[A block of data]
** START **
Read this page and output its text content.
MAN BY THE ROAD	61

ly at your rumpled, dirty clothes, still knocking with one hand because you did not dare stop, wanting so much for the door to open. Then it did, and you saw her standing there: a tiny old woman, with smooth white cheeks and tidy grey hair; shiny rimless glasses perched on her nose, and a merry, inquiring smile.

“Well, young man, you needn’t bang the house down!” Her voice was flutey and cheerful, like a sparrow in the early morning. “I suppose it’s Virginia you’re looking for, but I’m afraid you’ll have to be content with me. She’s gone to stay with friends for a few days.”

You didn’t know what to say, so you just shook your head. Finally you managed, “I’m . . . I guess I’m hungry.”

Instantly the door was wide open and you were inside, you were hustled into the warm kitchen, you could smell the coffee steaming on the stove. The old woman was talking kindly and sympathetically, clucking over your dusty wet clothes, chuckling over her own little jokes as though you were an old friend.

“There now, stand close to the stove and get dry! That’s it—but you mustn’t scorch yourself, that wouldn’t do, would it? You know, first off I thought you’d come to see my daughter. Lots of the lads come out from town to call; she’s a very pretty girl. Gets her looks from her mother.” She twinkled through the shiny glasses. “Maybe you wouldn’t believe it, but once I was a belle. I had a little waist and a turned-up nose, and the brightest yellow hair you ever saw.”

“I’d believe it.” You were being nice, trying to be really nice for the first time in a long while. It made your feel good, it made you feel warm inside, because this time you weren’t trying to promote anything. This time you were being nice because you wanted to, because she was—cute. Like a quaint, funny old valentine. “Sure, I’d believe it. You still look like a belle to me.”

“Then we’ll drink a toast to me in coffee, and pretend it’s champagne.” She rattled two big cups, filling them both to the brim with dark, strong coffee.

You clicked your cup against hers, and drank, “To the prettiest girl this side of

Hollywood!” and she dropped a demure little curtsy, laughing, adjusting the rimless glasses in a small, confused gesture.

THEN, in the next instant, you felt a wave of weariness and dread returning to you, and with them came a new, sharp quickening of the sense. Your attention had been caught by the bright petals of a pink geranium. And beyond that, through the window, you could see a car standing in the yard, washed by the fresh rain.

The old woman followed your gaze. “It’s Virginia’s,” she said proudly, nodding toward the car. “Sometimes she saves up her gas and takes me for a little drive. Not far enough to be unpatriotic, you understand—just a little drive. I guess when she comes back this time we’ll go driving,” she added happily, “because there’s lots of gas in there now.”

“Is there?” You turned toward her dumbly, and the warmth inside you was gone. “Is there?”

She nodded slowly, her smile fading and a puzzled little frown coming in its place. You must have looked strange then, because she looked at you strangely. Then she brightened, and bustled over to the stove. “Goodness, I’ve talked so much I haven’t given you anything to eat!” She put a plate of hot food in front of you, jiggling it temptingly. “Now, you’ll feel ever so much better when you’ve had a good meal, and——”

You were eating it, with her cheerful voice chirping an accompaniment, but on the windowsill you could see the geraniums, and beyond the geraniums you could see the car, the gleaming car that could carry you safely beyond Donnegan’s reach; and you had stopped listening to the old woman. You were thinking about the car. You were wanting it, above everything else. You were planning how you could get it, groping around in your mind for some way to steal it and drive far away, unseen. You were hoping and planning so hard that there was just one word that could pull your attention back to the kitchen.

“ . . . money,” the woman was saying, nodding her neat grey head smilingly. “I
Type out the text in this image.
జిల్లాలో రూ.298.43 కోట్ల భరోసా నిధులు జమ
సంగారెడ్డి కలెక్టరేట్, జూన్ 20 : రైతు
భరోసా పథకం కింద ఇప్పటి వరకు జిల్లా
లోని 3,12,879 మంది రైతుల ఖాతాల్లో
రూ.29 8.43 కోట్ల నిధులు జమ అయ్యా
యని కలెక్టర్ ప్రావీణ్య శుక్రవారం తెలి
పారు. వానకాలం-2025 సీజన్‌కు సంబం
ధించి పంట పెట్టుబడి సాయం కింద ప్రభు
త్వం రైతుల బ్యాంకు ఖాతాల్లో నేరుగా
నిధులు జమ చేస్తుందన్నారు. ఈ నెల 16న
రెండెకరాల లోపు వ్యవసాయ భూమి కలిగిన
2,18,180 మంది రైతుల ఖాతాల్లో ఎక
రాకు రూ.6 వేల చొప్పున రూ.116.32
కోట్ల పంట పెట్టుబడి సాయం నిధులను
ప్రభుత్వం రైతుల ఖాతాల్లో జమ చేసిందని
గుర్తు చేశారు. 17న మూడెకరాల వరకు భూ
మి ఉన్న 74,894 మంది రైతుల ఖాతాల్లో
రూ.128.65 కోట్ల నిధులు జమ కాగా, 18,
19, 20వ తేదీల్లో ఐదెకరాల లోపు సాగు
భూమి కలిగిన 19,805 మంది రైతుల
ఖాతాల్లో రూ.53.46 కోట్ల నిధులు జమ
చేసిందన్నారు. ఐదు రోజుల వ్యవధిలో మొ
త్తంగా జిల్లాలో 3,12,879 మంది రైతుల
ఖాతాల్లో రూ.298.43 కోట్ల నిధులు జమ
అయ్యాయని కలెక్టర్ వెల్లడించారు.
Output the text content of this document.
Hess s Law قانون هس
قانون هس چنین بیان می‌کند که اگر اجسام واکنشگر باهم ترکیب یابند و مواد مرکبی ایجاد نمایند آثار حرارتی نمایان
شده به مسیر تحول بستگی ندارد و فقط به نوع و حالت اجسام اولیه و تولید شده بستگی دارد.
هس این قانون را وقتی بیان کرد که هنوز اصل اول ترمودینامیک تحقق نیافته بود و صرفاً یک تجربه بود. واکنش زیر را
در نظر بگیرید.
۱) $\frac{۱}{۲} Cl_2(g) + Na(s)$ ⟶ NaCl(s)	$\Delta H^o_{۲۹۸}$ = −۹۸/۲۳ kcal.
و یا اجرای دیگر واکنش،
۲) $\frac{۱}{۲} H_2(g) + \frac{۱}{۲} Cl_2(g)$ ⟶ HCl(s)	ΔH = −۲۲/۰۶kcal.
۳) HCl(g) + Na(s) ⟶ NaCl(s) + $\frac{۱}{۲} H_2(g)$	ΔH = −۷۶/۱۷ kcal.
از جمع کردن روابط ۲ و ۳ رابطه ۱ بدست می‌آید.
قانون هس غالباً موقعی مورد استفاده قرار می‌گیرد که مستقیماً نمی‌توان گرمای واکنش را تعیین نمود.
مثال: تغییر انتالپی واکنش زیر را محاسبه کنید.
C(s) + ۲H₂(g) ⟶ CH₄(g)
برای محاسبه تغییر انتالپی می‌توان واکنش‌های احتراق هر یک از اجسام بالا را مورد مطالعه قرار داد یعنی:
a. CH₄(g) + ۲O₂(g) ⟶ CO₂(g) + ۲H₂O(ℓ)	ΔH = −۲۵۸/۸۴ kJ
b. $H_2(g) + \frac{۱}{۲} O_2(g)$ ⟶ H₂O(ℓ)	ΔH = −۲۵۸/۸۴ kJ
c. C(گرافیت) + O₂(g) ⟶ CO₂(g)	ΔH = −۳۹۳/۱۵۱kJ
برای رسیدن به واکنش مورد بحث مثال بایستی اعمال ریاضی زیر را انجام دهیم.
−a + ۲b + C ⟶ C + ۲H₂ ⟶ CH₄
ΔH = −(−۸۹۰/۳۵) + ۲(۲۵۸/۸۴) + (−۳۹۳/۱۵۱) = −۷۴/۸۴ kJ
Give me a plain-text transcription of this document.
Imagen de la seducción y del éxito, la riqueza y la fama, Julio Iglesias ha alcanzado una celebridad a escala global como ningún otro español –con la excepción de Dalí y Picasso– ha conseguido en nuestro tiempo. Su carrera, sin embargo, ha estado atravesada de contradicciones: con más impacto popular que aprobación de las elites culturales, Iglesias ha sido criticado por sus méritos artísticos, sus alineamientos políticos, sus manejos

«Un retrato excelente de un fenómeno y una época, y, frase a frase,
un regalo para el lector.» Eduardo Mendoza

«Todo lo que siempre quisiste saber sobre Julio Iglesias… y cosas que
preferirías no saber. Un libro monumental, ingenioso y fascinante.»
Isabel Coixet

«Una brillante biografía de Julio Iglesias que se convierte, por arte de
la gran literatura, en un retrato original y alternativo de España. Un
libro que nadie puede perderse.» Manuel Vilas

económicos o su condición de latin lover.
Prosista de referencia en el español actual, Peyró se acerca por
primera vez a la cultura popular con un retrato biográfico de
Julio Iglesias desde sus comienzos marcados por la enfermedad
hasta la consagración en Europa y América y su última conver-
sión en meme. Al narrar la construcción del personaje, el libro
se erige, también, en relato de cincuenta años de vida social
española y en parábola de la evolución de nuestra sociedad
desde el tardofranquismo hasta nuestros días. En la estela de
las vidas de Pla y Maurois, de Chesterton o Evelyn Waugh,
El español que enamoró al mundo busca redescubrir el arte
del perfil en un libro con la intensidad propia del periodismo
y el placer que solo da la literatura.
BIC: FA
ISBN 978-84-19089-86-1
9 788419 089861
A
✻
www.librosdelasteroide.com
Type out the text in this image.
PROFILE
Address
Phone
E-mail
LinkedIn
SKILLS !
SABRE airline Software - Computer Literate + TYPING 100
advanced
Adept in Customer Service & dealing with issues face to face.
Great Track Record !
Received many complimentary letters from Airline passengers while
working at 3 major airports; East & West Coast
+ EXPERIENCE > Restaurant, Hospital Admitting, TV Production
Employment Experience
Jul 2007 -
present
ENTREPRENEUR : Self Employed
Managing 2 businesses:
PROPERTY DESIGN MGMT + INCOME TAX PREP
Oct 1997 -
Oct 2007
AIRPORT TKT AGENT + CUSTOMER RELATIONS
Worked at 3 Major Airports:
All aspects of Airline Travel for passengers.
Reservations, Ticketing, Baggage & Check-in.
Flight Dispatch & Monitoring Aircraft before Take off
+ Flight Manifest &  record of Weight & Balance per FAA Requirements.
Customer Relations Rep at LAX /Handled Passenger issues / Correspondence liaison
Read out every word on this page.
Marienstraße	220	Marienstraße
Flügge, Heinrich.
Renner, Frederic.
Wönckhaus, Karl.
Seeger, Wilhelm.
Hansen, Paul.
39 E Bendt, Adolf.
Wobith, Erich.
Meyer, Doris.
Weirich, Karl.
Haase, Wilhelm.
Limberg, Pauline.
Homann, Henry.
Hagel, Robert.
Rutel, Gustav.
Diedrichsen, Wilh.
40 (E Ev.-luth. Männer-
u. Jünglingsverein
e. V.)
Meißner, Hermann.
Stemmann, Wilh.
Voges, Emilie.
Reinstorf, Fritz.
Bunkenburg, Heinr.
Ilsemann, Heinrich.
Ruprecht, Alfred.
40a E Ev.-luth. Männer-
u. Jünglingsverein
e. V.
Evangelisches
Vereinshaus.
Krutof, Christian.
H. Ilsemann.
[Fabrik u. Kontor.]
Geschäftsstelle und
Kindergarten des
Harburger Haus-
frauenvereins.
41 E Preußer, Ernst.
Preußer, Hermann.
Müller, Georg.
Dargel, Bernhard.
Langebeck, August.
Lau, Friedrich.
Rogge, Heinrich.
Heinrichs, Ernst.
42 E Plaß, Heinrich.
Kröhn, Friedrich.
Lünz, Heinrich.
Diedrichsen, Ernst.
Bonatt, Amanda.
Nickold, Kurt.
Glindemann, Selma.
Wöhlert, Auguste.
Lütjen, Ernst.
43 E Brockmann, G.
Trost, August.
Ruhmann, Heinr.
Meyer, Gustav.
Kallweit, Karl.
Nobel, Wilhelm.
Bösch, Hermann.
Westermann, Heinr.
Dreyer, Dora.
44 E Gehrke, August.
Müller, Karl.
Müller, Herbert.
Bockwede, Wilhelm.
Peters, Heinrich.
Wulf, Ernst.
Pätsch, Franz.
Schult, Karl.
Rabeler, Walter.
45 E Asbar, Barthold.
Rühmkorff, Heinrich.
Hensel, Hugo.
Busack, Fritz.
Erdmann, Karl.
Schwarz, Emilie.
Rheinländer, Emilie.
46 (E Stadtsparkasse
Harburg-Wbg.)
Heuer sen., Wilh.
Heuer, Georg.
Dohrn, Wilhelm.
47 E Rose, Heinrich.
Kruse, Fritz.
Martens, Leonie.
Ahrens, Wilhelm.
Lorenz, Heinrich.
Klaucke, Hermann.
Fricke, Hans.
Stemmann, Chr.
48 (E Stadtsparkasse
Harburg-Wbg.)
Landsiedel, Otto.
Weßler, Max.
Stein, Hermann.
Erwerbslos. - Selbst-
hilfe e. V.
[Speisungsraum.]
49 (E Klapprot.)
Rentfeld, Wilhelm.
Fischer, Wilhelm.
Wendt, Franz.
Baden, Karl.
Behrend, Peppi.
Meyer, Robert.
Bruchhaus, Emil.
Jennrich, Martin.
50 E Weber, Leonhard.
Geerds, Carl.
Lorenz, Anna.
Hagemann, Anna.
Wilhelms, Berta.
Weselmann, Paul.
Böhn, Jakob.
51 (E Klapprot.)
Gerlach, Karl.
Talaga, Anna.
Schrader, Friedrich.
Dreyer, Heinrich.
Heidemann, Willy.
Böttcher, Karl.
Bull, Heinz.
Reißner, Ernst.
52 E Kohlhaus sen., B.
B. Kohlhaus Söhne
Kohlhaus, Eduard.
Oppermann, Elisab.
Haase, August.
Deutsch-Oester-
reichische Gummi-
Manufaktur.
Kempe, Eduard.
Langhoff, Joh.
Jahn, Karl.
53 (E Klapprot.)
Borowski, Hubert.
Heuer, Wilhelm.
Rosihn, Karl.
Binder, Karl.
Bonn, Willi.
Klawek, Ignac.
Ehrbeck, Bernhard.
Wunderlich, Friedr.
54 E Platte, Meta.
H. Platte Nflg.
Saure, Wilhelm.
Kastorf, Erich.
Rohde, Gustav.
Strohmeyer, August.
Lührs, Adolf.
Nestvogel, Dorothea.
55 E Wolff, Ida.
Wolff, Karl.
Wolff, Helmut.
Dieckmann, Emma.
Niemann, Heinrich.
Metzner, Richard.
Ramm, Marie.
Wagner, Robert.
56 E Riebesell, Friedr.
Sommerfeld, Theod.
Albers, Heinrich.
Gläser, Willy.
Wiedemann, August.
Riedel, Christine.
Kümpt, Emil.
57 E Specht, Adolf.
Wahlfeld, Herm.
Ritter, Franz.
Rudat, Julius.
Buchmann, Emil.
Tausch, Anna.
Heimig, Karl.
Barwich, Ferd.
** END **
YOUR INSTRUCTIONS:
Report only the number of lines that hold the word "wanting".

TASK ANSWER:
2